Saved data entries:
··········

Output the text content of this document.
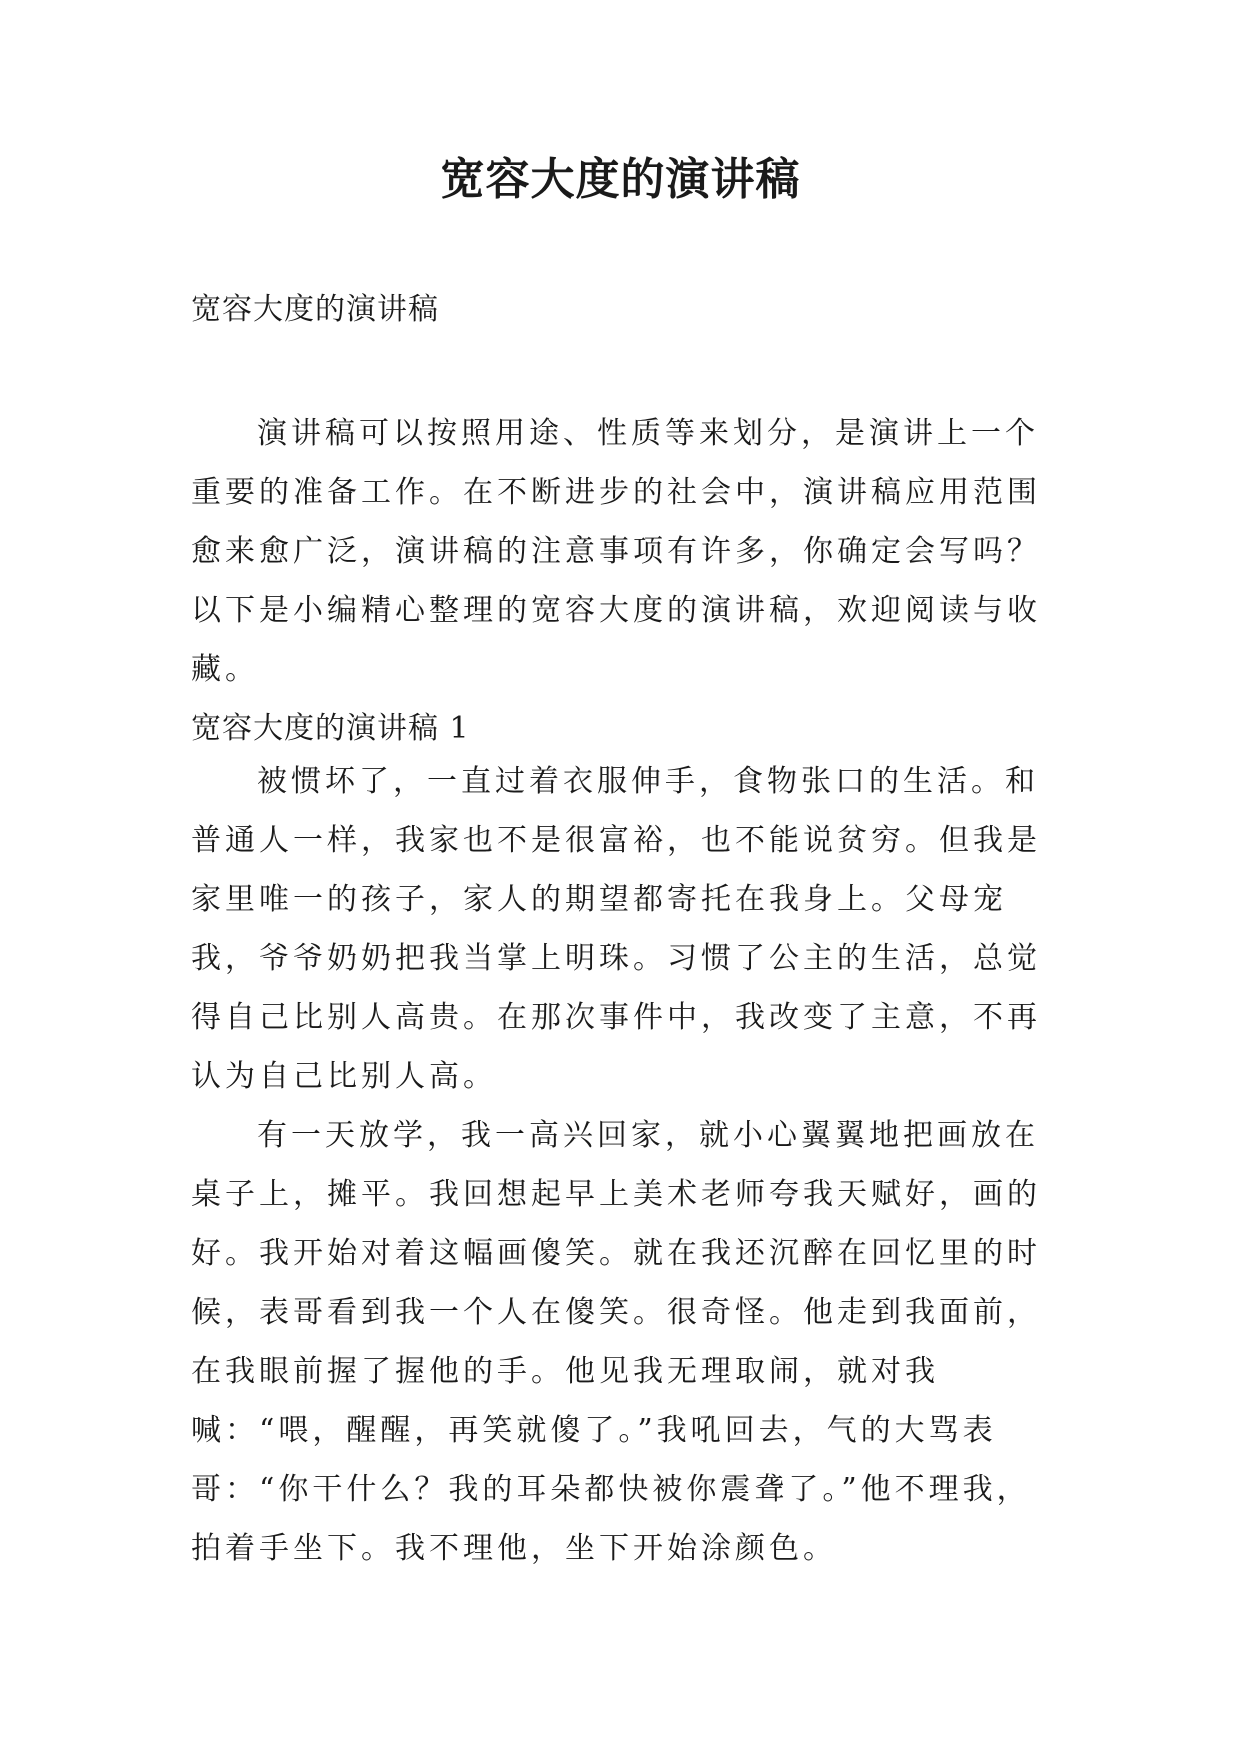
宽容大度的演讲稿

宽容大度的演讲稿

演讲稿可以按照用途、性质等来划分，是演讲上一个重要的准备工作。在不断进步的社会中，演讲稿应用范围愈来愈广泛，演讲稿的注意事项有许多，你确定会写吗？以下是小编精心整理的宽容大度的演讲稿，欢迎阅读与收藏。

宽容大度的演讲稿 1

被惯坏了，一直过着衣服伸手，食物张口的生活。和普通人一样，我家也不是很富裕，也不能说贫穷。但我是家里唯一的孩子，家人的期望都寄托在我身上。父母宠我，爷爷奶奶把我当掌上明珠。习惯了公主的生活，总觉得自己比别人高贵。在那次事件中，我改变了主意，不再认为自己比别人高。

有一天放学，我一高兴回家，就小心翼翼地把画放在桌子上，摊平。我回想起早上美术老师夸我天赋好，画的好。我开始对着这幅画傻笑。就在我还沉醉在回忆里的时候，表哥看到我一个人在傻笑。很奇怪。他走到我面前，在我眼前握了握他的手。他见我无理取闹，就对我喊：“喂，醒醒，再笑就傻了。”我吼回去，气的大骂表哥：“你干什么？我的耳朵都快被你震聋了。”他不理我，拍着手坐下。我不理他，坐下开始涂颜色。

··········

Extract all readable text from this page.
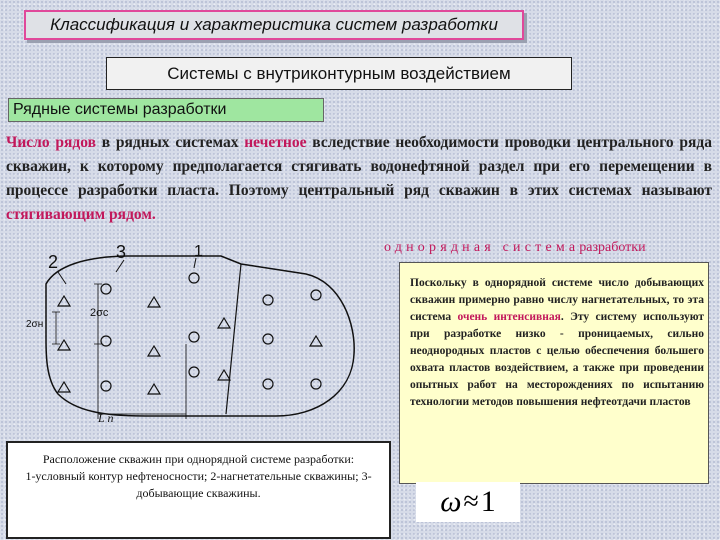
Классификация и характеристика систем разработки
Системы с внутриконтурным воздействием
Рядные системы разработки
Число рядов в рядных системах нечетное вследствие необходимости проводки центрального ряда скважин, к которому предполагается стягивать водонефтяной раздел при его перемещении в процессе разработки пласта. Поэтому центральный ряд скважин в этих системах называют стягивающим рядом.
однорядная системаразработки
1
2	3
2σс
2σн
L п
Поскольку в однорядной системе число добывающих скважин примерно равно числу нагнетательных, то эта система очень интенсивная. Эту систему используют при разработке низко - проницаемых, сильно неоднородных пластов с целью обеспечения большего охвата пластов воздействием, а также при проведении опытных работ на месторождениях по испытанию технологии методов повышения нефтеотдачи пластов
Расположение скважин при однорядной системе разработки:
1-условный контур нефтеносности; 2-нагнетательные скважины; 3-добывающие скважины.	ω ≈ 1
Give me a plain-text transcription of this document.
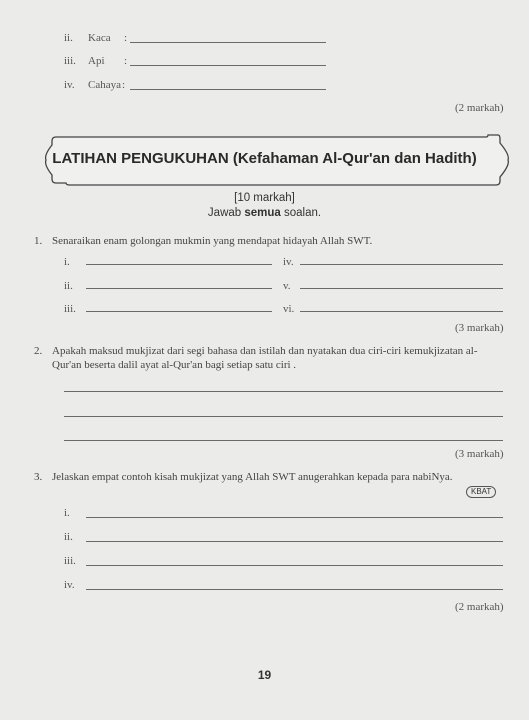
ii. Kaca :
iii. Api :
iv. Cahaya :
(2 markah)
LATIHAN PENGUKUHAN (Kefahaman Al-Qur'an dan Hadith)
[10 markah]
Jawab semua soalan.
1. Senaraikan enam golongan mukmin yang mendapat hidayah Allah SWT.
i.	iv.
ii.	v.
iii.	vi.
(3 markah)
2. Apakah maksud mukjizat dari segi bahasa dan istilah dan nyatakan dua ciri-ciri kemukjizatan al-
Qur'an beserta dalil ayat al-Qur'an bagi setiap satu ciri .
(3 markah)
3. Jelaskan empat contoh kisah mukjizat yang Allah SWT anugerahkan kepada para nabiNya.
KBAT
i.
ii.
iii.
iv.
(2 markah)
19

··········

Of the lines above, copy each that contains "this".

Output the text content of this document.
Extract all readable text from this page.
Give me a plain-text transcription of this document.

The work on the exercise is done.